SET PROBLEM: Pull out every line from the listing that has the word "values".

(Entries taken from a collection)

============

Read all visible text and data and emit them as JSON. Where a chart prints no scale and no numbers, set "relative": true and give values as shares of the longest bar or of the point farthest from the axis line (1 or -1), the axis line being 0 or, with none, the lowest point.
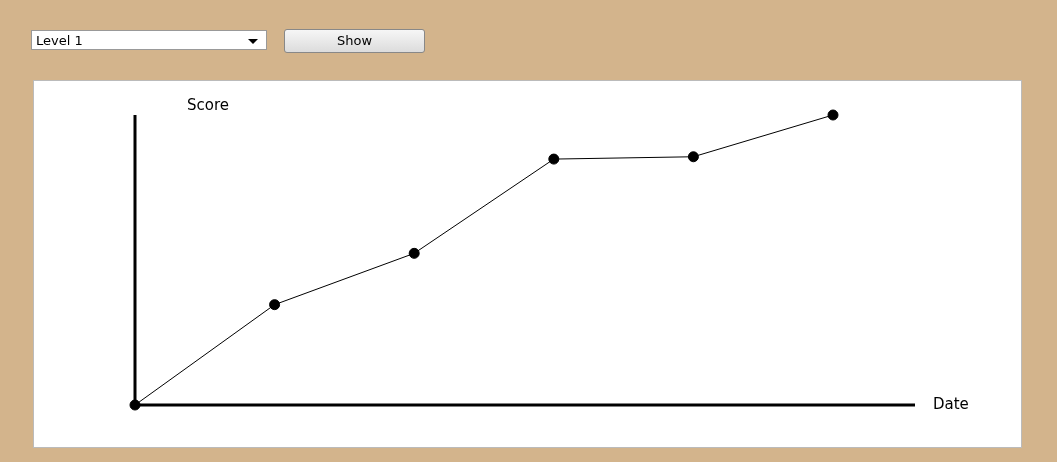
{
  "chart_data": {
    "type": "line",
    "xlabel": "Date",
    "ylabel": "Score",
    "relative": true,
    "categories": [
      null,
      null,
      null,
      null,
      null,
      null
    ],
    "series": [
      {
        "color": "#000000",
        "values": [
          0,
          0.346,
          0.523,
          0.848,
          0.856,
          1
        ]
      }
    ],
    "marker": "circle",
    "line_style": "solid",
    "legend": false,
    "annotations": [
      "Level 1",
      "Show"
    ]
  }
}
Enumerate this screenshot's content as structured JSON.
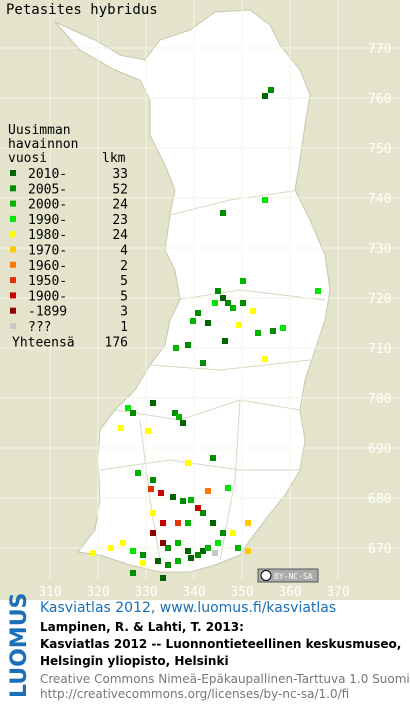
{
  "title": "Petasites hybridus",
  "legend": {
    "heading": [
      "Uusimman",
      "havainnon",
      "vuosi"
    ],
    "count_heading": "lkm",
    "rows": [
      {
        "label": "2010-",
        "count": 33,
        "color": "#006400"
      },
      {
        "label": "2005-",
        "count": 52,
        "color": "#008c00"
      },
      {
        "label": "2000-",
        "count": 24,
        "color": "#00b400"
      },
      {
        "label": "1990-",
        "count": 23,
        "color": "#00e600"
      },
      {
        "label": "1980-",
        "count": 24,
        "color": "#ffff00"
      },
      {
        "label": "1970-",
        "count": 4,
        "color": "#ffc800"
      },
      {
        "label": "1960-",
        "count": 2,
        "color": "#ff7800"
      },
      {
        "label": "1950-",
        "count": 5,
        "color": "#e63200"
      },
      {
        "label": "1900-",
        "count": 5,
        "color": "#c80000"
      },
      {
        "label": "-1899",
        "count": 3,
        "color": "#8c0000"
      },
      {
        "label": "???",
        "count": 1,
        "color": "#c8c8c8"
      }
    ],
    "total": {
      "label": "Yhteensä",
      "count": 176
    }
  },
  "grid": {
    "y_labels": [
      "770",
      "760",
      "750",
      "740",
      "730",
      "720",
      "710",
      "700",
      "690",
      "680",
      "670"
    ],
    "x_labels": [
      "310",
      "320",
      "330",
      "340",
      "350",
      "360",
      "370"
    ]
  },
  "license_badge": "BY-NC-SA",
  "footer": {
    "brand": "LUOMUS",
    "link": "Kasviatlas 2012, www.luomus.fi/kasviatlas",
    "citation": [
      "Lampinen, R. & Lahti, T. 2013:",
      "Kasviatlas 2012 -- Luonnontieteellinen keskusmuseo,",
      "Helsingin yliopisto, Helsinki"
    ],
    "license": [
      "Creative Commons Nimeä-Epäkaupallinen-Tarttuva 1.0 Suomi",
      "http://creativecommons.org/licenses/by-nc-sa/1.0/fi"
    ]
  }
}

============

REPLY:
Read all visible text and data and emit them as JSON. Where a chart prints no scale and no numbers, set "relative": true and give values as shares of the longest bar or of the point farthest from the axis line (1 or -1), the axis line being 0 or, with none, the lowest point.
        "values": [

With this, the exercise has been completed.